PASSAGE FOR REVIEW:
Sam - 19-Oct-15 @ 3:36 PM
Twix - Your Question:
HelloI have worked for the NHS for 40 years.I have been informed that I am at 'Risk' due to organisational re-structure/merger.I'm going thought the Redeployment stage. HR provide lists of vacancies however there is nothing suitable. HR phoned asking how I was progressing looking for another job and that they will noe phone me each week for a progress report. Can HR do this and also make me apply for other jobs? This is a 'new' organisation that does not require my services,so why should I change jobs,they should pay/make me redundant.

Our Response:
I suggest in this instance you give ACAS a call, especially if you are feeling under pressure by this new company. You can do so via the link here.
RedundancyExpert - 28-Aug-15 @ 12:24 PM
Hello I have worked for the NHS for 40 years.I have been informed that i am at 'Risk' due to organisational re-structure/merger.I'm going thought the Redeployment stage. HR provide lists of vacancies however there is nothing suitable. HR phoned asking how i was progressing looking for another job and that they will noe phone me each week for a progress report. Can HR do this and also make me apply for other jobs? This is a 'new' organisation that does not require my services,so why should i change jobs,they should pay/make me redundant.

ACTIVITY: Carry on the NHS redundancy thread from the point where it stops.

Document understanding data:
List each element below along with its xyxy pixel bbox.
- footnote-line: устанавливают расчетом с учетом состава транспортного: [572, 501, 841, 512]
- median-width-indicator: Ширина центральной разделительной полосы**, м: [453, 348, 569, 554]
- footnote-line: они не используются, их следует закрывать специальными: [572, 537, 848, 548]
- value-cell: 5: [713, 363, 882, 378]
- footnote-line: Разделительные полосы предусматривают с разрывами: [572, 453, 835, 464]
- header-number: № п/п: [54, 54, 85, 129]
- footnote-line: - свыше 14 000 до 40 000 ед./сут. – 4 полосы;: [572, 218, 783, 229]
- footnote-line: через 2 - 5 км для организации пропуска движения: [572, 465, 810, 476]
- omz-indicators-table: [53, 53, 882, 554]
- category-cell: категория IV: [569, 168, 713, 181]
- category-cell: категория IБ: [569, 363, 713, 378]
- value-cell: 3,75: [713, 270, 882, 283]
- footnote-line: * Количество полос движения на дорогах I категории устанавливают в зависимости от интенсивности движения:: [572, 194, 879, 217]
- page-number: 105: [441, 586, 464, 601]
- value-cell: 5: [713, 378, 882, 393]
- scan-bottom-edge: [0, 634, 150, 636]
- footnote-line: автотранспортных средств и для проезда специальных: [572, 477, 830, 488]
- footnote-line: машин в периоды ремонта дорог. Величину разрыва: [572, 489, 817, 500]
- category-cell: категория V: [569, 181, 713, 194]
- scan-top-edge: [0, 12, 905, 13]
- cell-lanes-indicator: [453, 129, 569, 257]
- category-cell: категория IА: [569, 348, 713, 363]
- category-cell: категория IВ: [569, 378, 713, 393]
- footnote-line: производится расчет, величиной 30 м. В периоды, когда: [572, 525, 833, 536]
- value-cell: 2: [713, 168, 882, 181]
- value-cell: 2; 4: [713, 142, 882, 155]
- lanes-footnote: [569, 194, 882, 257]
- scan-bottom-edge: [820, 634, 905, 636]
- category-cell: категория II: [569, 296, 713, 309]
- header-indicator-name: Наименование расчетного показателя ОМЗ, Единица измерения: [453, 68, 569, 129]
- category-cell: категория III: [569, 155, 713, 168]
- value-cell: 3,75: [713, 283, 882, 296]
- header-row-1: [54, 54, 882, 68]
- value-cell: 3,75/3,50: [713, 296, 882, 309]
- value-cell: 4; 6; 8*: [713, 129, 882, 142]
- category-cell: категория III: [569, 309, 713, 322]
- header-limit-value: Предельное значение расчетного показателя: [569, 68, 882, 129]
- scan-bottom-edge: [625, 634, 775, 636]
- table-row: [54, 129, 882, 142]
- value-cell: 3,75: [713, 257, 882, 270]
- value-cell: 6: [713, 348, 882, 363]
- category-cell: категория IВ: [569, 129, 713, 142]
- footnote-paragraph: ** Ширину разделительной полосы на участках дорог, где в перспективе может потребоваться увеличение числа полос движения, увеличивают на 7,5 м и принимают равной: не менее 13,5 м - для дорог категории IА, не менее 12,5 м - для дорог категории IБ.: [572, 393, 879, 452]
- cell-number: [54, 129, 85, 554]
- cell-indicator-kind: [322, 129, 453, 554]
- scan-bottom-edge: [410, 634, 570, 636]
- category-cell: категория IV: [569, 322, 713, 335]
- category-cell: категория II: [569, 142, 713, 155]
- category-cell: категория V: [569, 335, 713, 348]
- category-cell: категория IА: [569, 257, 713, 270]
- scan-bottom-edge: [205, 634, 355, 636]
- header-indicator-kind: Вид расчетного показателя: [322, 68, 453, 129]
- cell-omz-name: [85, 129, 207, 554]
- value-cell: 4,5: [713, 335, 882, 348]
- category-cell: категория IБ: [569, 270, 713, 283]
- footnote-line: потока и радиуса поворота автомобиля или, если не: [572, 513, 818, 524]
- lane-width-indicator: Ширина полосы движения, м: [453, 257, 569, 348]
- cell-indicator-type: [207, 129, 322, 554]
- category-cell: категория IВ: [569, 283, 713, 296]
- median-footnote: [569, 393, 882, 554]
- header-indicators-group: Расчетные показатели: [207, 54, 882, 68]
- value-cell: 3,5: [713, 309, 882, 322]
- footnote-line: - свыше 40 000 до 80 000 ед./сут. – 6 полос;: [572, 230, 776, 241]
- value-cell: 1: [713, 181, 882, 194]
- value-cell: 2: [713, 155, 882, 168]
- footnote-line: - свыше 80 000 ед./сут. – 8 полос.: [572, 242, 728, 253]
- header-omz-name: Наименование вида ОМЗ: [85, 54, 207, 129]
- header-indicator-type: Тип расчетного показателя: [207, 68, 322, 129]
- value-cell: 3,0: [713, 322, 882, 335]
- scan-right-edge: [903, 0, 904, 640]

OUTPUT BELOW:
Twix - 27-Aug-15 @ 2:47 PM
@dnviessk - you should have received a letter telling you how much will be paid to you. However, if not, you can check how much you should be paid by the gov.uk link ' calculate your statutory redundancy pay', here. I hope this helps.
RedundancyExpert - 18-May-15 @ 11:50 AM
Hello, I am going to made redundant next month and I know this is for sure... I have 3 months notice in my contract and my payday is on the 24th. I still have 15 days holidays. My questions are: - How much money can I expect from my company at the end on my employment? Is it fair to assume that a 3 x £2500 (I am on £30K) / an untaxed amountas per y notice period will be paid to me On top of that my unused holidays will also be paid in full to me which £1875 I am aware there's also a week payment paid (as I've been working over a year for my employer)which will give e £ 625 untaxed too. Are my assumptions right ? Please let me know
dnviessk - 14-May-15 @ 5:20 PM
@Taff - usually it is the other way around and employers generally offer higher than normal levels of redundancy compensation, usually in a big lump sum, as an incentive for staff to leave voluntarily.By doing it this way around, and offering the statutory pay first, and a better deal if you stay in your job, it's not really encouraging anyone to apply is it?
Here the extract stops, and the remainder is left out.